TASK TO COMPLETE: Without including any images, reproduce each entry exactly.
==== AVAILABLE RECORDS
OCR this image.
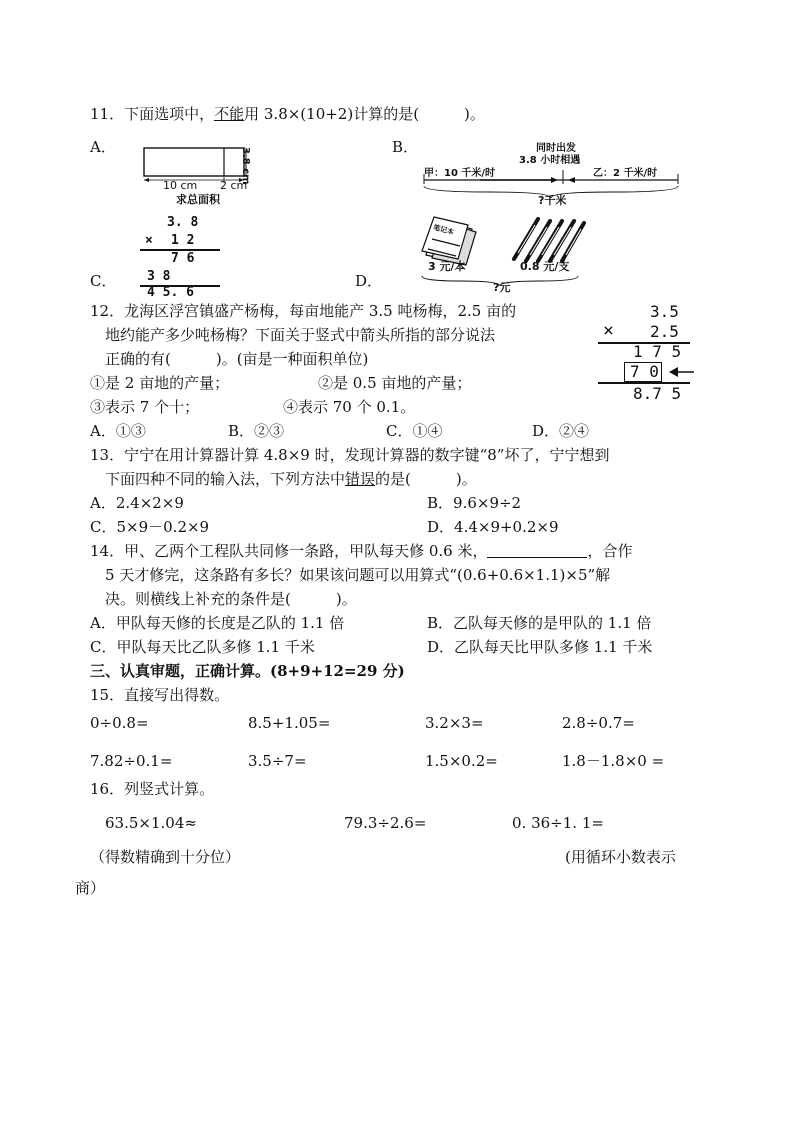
11．下面选项中，不能用 3.8×(10+2)计算的是(　　　)。
A．	3.8 cm
10 cm 2 cm
求总面积
B．	同时出发
3.8 小时相遇
甲：10 千米/时	乙：2 千米/时
?千米
3. 8
× 1 2
7 6
3 8
4 5. 6
C．	D．
笔记本
3 元/本	0.8 元/支
?元
12．龙海区浮宫镇盛产杨梅，每亩地能产 3.5 吨杨梅，2.5 亩的
地约能产多少吨杨梅？下面关于竖式中箭头所指的部分说法
正确的有(　　　)。(亩是一种面积单位)
①是 2 亩地的产量；	②是 0.5 亩地的产量；
③表示 7 个十；	④表示 70 个 0.1。
A．①③	B．②③	C．①④	D．②④
3.5
× 2.5
1 7 5
7 0
8.7 5
13．宁宁在用计算器计算 4.8×9 时，发现计算器的数字键“8”坏了，宁宁想到
下面四种不同的输入法，下列方法中错误的是(　　　)。
A．2.4×2×9	B．9.6×9÷2
C．5×9－0.2×9	D．4.4×9+0.2×9
14．甲、乙两个工程队共同修一条路，甲队每天修 0.6 米，	，合作
5 天才修完，这条路有多长？如果该问题可以用算式“(0.6+0.6×1.1)×5”解
决。则横线上补充的条件是(　　　)。
A．甲队每天修的长度是乙队的 1.1 倍	B．乙队每天修的是甲队的 1.1 倍
C．甲队每天比乙队多修 1.1 千米	D．乙队每天比甲队多修 1.1 千米
三、认真审题，正确计算。(8+9+12=29 分)
15．直接写出得数。
0÷0.8=	8.5+1.05=	3.2×3=	2.8÷0.7=
7.82÷0.1=	3.5÷7=	1.5×0.2=	1.8－1.8×0 =
16．列竖式计算。
63.5×1.04≈	79.3÷2.6=	0. 36÷1. 1=
（得数精确到十分位）	(用循环小数表示
商）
========
THE OUTPUT:
OCR this image.
11．下面选项中，不能用 3.8×(10+2)计算的是(　　　)。
A．	3.8 cm
10 cm 2 cm
求总面积
B．	同时出发
3.8 小时相遇
甲：10 千米/时	乙：2 千米/时
?千米
3. 8
× 1 2
7 6
3 8
4 5. 6
C．	D．
笔记本
3 元/本	0.8 元/支
?元
12．龙海区浮宫镇盛产杨梅，每亩地能产 3.5 吨杨梅，2.5 亩的
地约能产多少吨杨梅？下面关于竖式中箭头所指的部分说法
正确的有(　　　)。(亩是一种面积单位)
①是 2 亩地的产量；	②是 0.5 亩地的产量；
③表示 7 个十；	④表示 70 个 0.1。
A．①③	B．②③	C．①④	D．②④
3.5
× 2.5
1 7 5
7 0
8.7 5
13．宁宁在用计算器计算 4.8×9 时，发现计算器的数字键“8”坏了，宁宁想到
下面四种不同的输入法，下列方法中错误的是(　　　)。
A．2.4×2×9	B．9.6×9÷2
C．5×9－0.2×9	D．4.4×9+0.2×9
14．甲、乙两个工程队共同修一条路，甲队每天修 0.6 米，	，合作
5 天才修完，这条路有多长？如果该问题可以用算式“(0.6+0.6×1.1)×5”解
决。则横线上补充的条件是(　　　)。
A．甲队每天修的长度是乙队的 1.1 倍	B．乙队每天修的是甲队的 1.1 倍
C．甲队每天比乙队多修 1.1 千米	D．乙队每天比甲队多修 1.1 千米
三、认真审题，正确计算。(8+9+12=29 分)
15．直接写出得数。
0÷0.8=	8.5+1.05=	3.2×3=	2.8÷0.7=
7.82÷0.1=	3.5÷7=	1.5×0.2=	1.8－1.8×0 =
16．列竖式计算。
63.5×1.04≈	79.3÷2.6=	0. 36÷1. 1=
（得数精确到十分位）	(用循环小数表示
商）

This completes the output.